───── Data excerpts

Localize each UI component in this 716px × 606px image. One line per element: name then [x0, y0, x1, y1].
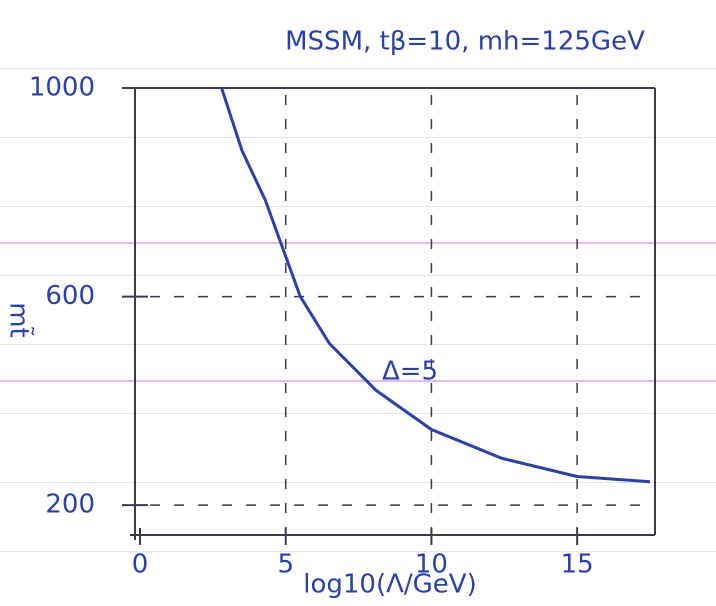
x-tick-label: 10	[415, 550, 448, 580]
curve	[220, 87, 651, 484]
x-tick-label: 0	[132, 550, 149, 580]
x-tick-label: 15	[561, 550, 594, 580]
y-tick-label: 1000	[29, 73, 95, 103]
y-axis-label: mt̃	[4, 302, 36, 338]
chart-title: MSSM, tβ=10, mh=125GeV	[285, 27, 645, 57]
x-tick-label: 5	[277, 550, 294, 580]
y-tick-label: 600	[45, 281, 95, 311]
x-axis-label: log10(Λ/GeV)	[303, 570, 476, 600]
annotation: Δ=5	[382, 357, 438, 387]
y-tick-label: 200	[45, 490, 95, 520]
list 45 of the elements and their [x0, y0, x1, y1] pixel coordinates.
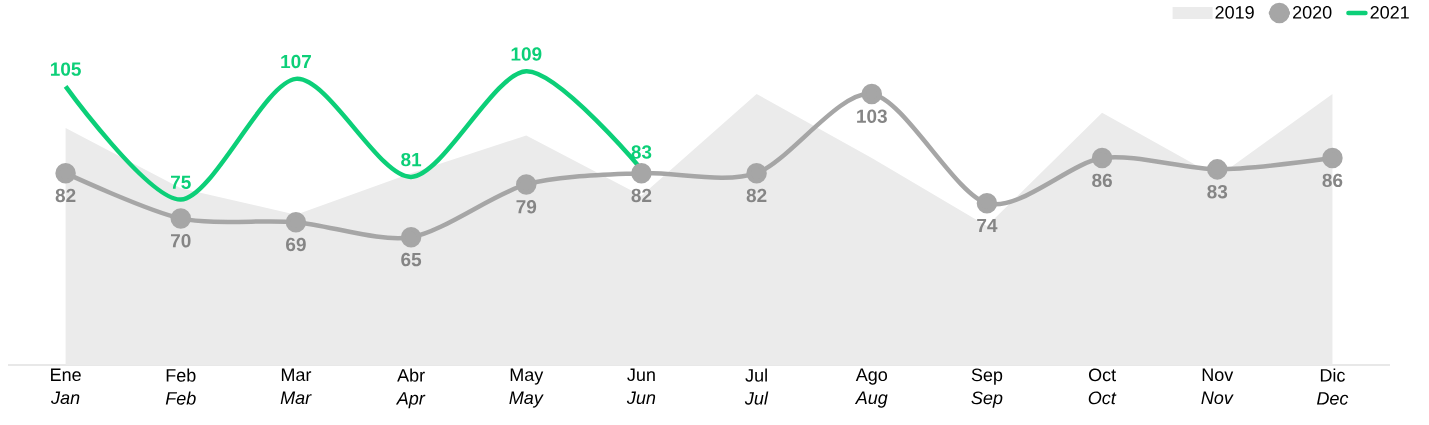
x-tick-label: Sep Sep	[971, 368, 1003, 408]
data-label: 86	[1322, 173, 1343, 188]
point	[976, 193, 998, 214]
point	[1207, 159, 1228, 180]
data-label: 83	[631, 145, 652, 159]
data-label: 74	[977, 218, 998, 232]
point	[400, 227, 422, 248]
point	[170, 208, 192, 229]
point	[285, 211, 307, 233]
data-label: 70	[171, 233, 191, 248]
data-label: 82	[746, 188, 767, 203]
point	[861, 83, 883, 105]
legend-label: 2021	[1370, 6, 1409, 19]
data-label: 79	[516, 200, 537, 214]
x-tick-label: Abr Apr	[395, 368, 426, 409]
data-label: 107	[281, 54, 311, 69]
x-tick-label: Jun Jun	[626, 368, 656, 405]
point	[746, 162, 767, 184]
data-label: 82	[631, 188, 652, 203]
point	[1091, 147, 1113, 169]
x-tick-label: May May	[509, 368, 544, 408]
data-label: 83	[1207, 184, 1228, 199]
x-tick-label: Feb Feb	[165, 368, 196, 405]
data-label: 103	[857, 109, 887, 124]
x-tick-label: Nov Nov	[1201, 368, 1234, 405]
data-label: 65	[401, 252, 422, 267]
x-tick-label: Ene Jan	[51, 368, 81, 405]
data-label: 105	[50, 62, 81, 76]
x-tick-label: Oct Oct	[1088, 368, 1117, 405]
x-tick-label: Mar Mar	[280, 368, 312, 405]
x-tick-label: Ago Aug	[854, 368, 888, 408]
point	[1322, 147, 1343, 169]
legend-label: 2020	[1293, 6, 1332, 19]
data-label: 109	[511, 47, 542, 61]
point	[516, 174, 537, 195]
point	[55, 162, 76, 184]
data-label: 86	[1092, 173, 1112, 188]
data-label: 69	[286, 237, 306, 252]
data-label: 81	[401, 152, 422, 167]
x-tick-label: Dic Dec	[1316, 368, 1349, 405]
point	[631, 162, 652, 184]
x-tick-label: Jul Jul	[744, 368, 769, 405]
legend-label: 2019	[1215, 6, 1254, 19]
data-label: 75	[171, 175, 191, 189]
data-label: 82	[55, 188, 76, 203]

──────────

#### [Work required]
Render the material above as a Markdown table with the columns Row and Line. Start with the line that contains "550, 448, 580]" and go on through the line that contains "302, 36, 338]", giving each line its own numbered row and leaving out blank lines.

#### [Task solution]
| Row | Line |
|---|---|
| 1 | x-tick-label: 10	[415, 550, 448, 580] |
| 2 | curve	[220, 87, 651, 484] |
| 3 | x-tick-label: 0	[132, 550, 149, 580] |
| 4 | x-tick-label: 15	[561, 550, 594, 580] |
| 5 | y-tick-label: 1000	[29, 73, 95, 103] |
| 6 | y-axis-label: mt̃	[4, 302, 36, 338] |